Records follow. Copy every line with "like".

+ + +

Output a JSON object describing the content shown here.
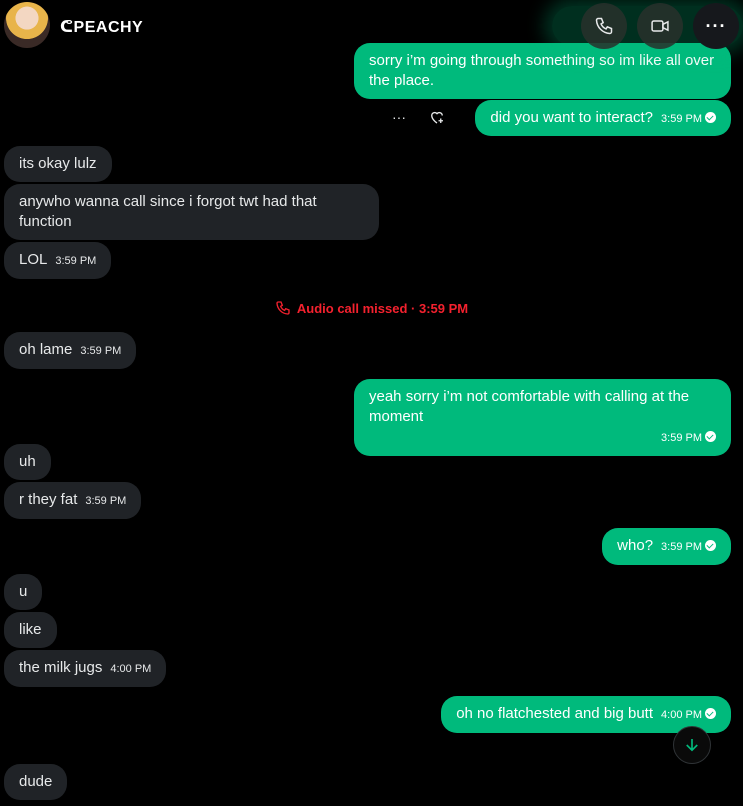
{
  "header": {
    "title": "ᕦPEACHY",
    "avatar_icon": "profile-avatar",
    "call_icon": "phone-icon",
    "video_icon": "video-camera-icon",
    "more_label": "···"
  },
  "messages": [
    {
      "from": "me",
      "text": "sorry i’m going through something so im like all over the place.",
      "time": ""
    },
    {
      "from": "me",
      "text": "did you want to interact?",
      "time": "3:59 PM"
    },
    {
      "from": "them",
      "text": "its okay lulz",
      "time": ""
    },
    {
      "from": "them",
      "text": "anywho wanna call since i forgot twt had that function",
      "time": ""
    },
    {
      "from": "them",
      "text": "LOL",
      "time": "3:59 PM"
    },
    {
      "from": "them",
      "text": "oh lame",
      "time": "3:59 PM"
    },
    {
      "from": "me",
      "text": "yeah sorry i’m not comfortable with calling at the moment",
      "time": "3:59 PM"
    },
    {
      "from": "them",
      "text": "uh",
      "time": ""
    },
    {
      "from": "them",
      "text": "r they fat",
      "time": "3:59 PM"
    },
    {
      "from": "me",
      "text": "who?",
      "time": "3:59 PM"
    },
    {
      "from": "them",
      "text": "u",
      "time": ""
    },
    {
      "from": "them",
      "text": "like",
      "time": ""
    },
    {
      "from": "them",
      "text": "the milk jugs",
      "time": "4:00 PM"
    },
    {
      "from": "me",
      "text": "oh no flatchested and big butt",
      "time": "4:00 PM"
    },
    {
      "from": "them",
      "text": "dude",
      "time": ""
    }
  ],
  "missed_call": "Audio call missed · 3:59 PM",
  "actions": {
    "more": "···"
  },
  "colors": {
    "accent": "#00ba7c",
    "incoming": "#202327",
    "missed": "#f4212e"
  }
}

+ + +

• [Final result]
      "text": "sorry i’m going through something so im like all over the place.",
      "text": "like",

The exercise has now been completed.